== RECORDS SUPPLIED ==
++++++++++
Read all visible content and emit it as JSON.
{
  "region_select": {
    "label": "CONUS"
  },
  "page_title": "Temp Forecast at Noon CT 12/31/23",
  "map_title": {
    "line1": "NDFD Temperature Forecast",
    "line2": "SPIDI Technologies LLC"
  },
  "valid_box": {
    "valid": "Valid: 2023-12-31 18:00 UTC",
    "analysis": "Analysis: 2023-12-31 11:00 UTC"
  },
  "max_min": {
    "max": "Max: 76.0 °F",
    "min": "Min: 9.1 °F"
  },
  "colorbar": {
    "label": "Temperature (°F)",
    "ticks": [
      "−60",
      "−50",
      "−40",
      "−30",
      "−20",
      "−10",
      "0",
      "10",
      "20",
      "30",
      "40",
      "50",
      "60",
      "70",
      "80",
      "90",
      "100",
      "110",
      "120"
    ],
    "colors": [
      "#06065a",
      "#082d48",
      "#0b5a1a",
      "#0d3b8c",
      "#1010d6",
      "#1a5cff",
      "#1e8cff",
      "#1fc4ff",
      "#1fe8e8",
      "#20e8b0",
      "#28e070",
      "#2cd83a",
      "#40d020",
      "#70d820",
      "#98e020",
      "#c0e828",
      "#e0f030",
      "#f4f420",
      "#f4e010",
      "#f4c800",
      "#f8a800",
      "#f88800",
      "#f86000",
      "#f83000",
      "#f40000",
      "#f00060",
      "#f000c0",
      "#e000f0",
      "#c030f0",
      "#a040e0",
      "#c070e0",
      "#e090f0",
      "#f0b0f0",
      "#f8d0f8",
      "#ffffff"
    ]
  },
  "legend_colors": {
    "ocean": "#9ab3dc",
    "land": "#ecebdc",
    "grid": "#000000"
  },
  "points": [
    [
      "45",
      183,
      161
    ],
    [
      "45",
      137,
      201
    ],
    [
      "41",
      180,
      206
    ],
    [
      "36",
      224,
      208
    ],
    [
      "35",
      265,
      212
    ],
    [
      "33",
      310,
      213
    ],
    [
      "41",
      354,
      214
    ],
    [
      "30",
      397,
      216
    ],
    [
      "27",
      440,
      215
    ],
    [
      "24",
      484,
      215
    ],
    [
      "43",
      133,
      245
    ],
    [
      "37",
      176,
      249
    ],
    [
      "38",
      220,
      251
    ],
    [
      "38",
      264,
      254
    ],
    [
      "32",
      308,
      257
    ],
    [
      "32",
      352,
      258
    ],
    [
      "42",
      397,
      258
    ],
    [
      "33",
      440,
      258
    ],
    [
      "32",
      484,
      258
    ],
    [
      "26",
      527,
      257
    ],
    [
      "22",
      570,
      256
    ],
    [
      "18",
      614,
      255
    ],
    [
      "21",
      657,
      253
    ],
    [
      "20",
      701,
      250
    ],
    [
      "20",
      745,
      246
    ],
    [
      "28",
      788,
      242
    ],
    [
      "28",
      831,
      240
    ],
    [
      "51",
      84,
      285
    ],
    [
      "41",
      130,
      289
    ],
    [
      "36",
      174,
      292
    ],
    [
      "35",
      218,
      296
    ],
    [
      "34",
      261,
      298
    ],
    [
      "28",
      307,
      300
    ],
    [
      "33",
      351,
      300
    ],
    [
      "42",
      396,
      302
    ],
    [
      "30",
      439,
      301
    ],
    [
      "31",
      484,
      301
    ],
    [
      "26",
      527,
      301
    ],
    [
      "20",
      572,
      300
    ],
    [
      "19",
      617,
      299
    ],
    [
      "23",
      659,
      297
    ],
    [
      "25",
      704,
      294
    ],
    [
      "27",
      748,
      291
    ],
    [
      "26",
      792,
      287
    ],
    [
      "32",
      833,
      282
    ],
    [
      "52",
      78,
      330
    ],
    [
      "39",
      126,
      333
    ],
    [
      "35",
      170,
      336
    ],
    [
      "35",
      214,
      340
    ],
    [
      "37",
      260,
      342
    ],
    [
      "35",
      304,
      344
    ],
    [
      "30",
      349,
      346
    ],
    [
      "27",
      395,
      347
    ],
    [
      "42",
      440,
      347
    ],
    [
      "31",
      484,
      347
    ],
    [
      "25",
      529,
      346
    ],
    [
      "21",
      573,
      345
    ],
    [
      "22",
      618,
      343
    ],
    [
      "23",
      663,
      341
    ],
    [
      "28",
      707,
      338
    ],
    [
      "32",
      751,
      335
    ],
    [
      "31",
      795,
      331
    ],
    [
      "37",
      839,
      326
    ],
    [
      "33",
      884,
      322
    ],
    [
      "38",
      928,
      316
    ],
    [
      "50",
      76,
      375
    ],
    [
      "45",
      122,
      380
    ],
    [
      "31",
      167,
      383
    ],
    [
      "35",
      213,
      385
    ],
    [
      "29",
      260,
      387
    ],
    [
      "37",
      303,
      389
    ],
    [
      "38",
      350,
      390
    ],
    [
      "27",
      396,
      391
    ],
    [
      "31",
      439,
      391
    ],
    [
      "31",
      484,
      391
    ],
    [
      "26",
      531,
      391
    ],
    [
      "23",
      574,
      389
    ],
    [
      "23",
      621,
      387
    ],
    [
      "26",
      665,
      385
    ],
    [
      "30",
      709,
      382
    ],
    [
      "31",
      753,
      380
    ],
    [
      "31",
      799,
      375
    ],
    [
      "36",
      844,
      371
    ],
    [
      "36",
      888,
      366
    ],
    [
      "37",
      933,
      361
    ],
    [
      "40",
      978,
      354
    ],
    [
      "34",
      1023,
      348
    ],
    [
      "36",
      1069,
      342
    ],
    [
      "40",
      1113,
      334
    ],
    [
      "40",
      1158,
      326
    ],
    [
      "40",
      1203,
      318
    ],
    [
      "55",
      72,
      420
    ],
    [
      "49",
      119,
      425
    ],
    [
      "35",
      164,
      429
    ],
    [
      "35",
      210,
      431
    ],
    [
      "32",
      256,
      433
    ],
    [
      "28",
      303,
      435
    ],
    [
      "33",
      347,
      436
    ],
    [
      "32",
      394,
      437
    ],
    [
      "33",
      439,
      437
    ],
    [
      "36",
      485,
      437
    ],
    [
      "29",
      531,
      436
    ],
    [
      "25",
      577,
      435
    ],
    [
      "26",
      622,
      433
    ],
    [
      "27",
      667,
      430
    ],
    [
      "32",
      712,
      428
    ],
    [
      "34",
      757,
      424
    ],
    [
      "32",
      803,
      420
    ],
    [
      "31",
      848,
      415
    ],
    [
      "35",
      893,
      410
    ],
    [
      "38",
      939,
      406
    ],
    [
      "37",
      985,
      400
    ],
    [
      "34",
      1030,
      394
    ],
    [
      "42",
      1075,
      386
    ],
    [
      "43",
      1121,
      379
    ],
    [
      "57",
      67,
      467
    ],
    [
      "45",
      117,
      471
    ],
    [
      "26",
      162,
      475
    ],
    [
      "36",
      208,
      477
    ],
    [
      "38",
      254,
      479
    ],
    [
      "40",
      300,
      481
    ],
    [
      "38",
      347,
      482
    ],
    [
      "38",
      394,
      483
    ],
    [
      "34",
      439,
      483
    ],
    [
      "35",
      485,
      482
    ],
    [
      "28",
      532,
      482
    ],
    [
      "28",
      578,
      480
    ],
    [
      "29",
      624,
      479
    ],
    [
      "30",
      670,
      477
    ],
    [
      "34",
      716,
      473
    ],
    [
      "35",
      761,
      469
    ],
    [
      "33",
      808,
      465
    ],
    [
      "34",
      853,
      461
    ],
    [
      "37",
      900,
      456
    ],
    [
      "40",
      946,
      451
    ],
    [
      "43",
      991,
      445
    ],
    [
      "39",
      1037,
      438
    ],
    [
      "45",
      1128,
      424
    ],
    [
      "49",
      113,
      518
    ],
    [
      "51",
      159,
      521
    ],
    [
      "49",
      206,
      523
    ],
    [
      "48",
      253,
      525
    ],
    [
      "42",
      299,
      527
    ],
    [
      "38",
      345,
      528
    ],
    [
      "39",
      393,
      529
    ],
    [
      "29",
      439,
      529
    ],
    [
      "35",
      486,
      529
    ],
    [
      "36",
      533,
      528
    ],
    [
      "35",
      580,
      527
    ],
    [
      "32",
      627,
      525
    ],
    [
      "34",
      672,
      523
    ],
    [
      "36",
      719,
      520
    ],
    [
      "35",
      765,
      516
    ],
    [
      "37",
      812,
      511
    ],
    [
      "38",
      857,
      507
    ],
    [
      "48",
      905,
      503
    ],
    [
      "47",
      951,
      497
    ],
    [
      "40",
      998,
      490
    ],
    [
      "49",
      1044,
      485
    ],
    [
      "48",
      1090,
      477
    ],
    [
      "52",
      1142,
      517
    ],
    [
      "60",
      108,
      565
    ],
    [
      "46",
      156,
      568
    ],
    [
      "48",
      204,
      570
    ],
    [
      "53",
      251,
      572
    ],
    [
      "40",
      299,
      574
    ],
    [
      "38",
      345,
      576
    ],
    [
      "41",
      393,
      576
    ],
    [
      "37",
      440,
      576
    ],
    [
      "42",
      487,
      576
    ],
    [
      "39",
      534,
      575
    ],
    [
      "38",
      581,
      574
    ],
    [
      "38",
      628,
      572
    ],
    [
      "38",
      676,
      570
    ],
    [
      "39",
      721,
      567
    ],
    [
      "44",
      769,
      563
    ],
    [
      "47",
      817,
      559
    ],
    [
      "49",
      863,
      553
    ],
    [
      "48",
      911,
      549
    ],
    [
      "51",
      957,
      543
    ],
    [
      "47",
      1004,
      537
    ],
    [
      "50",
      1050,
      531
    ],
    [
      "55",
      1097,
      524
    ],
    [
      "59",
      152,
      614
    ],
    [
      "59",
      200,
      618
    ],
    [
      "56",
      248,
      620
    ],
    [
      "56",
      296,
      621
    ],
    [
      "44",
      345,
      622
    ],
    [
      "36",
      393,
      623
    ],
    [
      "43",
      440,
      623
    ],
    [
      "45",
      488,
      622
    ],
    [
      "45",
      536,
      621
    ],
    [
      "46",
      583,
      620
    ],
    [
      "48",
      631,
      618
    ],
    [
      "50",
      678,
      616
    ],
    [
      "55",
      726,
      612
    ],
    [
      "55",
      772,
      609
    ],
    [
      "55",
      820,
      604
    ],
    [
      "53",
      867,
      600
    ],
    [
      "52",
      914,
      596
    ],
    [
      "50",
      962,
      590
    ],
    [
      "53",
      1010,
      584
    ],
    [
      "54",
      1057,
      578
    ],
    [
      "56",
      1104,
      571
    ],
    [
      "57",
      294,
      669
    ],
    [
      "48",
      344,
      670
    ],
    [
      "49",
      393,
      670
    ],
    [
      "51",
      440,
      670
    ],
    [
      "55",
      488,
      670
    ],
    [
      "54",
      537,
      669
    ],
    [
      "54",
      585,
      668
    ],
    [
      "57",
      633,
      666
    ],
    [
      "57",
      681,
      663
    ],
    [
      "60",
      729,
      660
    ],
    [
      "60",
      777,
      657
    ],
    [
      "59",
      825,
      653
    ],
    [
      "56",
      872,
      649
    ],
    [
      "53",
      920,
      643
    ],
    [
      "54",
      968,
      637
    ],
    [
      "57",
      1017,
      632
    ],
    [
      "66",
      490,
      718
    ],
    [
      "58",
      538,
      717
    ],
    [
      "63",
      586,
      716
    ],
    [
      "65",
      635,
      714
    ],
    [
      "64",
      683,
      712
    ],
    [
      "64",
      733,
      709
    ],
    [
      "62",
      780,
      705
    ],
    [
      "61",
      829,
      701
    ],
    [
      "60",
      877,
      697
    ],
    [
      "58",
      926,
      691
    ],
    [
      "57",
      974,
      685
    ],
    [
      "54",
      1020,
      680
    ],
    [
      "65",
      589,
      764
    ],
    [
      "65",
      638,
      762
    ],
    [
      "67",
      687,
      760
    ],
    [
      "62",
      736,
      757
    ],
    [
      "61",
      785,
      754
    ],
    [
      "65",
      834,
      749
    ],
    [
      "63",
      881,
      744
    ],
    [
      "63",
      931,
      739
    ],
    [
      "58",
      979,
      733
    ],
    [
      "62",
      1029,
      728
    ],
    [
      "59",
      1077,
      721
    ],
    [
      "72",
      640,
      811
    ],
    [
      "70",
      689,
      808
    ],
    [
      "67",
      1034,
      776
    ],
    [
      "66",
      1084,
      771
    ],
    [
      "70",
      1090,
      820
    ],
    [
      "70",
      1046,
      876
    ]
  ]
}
++++++++++
== WORK REQUIRED ==
Pull out and copy each line containing the string "Temperature".

== ANSWER BELOW ==
    "line1": "NDFD Temperature Forecast",
    "label": "Temperature (°F)",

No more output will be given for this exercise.